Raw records
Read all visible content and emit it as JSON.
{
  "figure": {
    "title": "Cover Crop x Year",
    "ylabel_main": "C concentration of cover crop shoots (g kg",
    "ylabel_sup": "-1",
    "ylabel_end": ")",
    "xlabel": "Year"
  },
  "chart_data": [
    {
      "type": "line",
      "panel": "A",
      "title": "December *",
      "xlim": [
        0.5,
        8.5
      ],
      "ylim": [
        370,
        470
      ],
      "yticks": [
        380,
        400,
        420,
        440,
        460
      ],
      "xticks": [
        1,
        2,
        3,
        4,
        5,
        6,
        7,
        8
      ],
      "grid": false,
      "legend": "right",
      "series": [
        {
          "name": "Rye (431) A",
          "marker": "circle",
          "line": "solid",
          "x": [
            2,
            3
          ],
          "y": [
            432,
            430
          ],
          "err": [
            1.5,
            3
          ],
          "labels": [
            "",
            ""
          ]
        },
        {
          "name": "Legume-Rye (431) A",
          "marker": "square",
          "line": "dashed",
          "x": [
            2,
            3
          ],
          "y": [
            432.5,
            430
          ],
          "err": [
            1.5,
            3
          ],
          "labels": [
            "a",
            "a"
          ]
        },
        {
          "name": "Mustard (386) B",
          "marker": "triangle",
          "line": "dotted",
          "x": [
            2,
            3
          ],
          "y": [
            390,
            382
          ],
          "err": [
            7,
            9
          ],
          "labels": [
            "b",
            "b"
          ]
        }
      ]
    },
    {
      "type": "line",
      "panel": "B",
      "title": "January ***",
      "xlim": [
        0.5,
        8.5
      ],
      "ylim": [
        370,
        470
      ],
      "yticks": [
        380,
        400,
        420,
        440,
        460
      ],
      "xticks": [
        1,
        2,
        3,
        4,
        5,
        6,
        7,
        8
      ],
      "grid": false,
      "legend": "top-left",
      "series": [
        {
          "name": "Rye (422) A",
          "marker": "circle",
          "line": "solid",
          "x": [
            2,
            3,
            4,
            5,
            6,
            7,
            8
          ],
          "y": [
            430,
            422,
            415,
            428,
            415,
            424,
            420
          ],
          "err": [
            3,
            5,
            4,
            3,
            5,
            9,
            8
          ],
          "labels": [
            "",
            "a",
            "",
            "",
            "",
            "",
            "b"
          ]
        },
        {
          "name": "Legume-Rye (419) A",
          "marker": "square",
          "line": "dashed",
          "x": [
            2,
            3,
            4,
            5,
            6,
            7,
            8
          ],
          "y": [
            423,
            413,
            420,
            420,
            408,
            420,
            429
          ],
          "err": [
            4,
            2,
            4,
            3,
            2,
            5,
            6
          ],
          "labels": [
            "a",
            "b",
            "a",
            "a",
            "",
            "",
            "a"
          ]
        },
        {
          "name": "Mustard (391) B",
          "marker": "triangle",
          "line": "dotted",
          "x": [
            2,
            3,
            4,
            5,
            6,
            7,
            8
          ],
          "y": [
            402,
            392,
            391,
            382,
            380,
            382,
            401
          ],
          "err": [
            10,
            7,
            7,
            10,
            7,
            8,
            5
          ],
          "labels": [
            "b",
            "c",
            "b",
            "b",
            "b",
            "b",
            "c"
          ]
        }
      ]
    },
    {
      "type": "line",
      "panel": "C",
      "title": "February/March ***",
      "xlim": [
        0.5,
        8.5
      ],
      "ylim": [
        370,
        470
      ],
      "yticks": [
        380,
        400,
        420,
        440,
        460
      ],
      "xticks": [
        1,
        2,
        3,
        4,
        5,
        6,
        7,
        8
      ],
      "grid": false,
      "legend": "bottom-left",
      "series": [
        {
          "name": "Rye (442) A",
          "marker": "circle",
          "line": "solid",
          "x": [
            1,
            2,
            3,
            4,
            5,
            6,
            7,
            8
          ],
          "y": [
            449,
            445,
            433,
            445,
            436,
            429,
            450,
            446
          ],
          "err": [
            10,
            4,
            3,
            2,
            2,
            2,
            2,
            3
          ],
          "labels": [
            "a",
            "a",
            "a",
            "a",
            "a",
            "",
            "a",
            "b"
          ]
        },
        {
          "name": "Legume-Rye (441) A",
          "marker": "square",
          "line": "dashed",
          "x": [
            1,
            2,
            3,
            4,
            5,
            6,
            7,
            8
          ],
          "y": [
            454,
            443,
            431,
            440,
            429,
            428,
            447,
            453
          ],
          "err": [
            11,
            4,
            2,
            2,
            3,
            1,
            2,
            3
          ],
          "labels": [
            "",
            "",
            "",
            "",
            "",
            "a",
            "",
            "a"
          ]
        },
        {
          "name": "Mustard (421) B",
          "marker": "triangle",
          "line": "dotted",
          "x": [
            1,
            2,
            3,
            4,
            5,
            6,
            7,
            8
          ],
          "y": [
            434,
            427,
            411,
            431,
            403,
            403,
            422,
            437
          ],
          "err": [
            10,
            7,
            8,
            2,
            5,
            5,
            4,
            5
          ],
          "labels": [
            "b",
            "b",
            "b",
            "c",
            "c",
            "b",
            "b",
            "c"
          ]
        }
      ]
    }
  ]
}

Problem to work on ▸ Tally the lines above that contain the word "Legume", and reply with only the number.

Finished exercise ▸ 3